- [Exercise details]
Please reproduce the passage on face-to-face meetings and virtual conferences below in full, word for word.
Start of Excerpt
Face-to-face meetings remain a key part of business, but travel restrictions could help the acceptance rates of virtual conferences as an alternative

It is widely accepted that face-to-face meetings are – and will remain – a key part of business. Put simply, they allow for clearer communication. In addition to being able to read facial expressions, body language, and inflection, in-person meetings often end up being more positive, and considered more credible than online or virtual conversations.

But with advances in technology now making it easier and cheaper to communicate and needs for businesses to consider the ‘value’ of travel to facilitate face-to-face meetings as part of sustainability strategies, there has been increasing pressure to reduce corporate travel to help the environment.

While most businesses have announced their commitment to the sustainability agenda, there is limited evidence that they are truly reducing their corporate travel spends. The current coronavirus COVID-19 outbreak has already forced the postponement and cancellation of meetings and events and the significant travel restrictions now limit international travel across much of the world.

This will provide a window into the world of digital events and virtual conferences for many businesses and could significantly advance adoption rates.
End of Excerpt
Start of Available data
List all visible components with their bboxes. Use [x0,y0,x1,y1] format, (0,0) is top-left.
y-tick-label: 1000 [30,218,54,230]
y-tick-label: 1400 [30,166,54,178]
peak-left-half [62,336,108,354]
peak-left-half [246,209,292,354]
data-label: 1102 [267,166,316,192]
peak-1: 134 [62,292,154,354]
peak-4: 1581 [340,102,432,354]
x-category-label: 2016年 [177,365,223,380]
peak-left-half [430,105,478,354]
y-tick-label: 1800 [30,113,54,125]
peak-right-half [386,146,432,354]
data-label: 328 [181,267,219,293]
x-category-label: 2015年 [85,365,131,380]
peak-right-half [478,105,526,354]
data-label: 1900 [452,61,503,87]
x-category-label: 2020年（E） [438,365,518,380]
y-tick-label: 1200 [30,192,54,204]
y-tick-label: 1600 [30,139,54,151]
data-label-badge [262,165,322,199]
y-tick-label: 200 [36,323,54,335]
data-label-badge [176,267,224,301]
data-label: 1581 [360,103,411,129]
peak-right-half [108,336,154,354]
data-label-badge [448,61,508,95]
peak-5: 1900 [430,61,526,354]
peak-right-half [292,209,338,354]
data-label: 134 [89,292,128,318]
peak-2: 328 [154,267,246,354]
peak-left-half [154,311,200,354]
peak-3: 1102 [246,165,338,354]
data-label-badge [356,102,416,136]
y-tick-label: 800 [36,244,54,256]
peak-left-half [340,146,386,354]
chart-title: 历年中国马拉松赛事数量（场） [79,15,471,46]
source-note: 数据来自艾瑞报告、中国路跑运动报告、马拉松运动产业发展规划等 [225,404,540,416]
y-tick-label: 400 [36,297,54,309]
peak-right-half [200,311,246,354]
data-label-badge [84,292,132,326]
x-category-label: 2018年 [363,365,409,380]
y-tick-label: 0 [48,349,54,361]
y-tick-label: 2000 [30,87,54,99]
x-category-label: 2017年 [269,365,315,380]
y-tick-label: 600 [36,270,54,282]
End of Available data
- [Answer box]
Face-to-face meetings remain a key part of business, but travel restrictions could help the acceptance rates of virtual conferences as an alternative

It is widely accepted that face-to-face meetings are – and will remain – a key part of business. Put simply, they allow for clearer communication. In addition to being able to read facial expressions, body language, and inflection, in-person meetings often end up being more positive, and considered more credible than online or virtual conversations.

But with advances in technology now making it easier and cheaper to communicate and needs for businesses to consider the ‘value’ of travel to facilitate face-to-face meetings as part of sustainability strategies, there has been increasing pressure to reduce corporate travel to help the environment.

While most businesses have announced their commitment to the sustainability agenda, there is limited evidence that they are truly reducing their corporate travel spends. The current coronavirus COVID-19 outbreak has already forced the postponement and cancellation of meetings and events and the significant travel restrictions now limit international travel across much of the world.

This will provide a window into the world of digital events and virtual conferences for many businesses and could significantly advance adoption rates.